Tugas: Tampilkan kembali tanpa perubahan baris-baris entri dari awal entri hingga dan termasuk baris yang memuat "- marker-label: Al Im* 1766".

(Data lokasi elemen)

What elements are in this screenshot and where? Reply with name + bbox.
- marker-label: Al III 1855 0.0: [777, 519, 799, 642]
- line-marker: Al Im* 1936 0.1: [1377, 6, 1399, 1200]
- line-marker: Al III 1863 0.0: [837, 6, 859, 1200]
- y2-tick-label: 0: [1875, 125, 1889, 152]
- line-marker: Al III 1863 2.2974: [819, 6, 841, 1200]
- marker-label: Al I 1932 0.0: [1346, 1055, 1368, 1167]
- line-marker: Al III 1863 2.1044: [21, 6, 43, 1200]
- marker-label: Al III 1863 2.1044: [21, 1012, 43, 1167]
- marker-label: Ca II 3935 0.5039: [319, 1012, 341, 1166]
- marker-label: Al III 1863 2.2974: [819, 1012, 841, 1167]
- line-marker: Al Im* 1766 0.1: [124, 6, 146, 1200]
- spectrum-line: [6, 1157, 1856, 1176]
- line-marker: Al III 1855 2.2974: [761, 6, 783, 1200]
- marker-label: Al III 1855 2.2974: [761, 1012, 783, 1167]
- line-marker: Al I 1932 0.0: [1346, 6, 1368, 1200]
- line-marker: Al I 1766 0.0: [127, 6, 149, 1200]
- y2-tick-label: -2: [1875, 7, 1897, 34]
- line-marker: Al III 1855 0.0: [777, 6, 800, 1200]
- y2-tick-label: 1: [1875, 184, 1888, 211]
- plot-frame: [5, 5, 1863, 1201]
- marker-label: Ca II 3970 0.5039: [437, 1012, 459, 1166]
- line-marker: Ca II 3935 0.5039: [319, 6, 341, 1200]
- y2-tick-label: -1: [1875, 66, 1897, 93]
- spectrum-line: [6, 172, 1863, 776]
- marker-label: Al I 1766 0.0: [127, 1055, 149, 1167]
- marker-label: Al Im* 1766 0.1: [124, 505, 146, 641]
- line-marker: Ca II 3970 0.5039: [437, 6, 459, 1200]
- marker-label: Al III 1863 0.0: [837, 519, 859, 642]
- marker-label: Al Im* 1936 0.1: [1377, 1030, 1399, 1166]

Hasil Latihan:
What elements are in this screenshot and where? Reply with name + bbox.
- marker-label: Al III 1855 0.0: [777, 519, 799, 642]
- line-marker: Al Im* 1936 0.1: [1377, 6, 1399, 1200]
- line-marker: Al III 1863 0.0: [837, 6, 859, 1200]
- y2-tick-label: 0: [1875, 125, 1889, 152]
- line-marker: Al III 1863 2.2974: [819, 6, 841, 1200]
- marker-label: Al I 1932 0.0: [1346, 1055, 1368, 1167]
- line-marker: Al III 1863 2.1044: [21, 6, 43, 1200]
- marker-label: Al III 1863 2.1044: [21, 1012, 43, 1167]
- marker-label: Ca II 3935 0.5039: [319, 1012, 341, 1166]
- marker-label: Al III 1863 2.2974: [819, 1012, 841, 1167]
- line-marker: Al Im* 1766 0.1: [124, 6, 146, 1200]
- spectrum-line: [6, 1157, 1856, 1176]
- line-marker: Al III 1855 2.2974: [761, 6, 783, 1200]
- marker-label: Al III 1855 2.2974: [761, 1012, 783, 1167]
- line-marker: Al I 1932 0.0: [1346, 6, 1368, 1200]
- line-marker: Al I 1766 0.0: [127, 6, 149, 1200]
- y2-tick-label: -2: [1875, 7, 1897, 34]
- line-marker: Al III 1855 0.0: [777, 6, 800, 1200]
- y2-tick-label: 1: [1875, 184, 1888, 211]
- plot-frame: [5, 5, 1863, 1201]
- marker-label: Ca II 3970 0.5039: [437, 1012, 459, 1166]
- line-marker: Ca II 3935 0.5039: [319, 6, 341, 1200]
- y2-tick-label: -1: [1875, 66, 1897, 93]
- spectrum-line: [6, 172, 1863, 776]
- marker-label: Al I 1766 0.0: [127, 1055, 149, 1167]
- marker-label: Al Im* 1766 0.1: [124, 505, 146, 641]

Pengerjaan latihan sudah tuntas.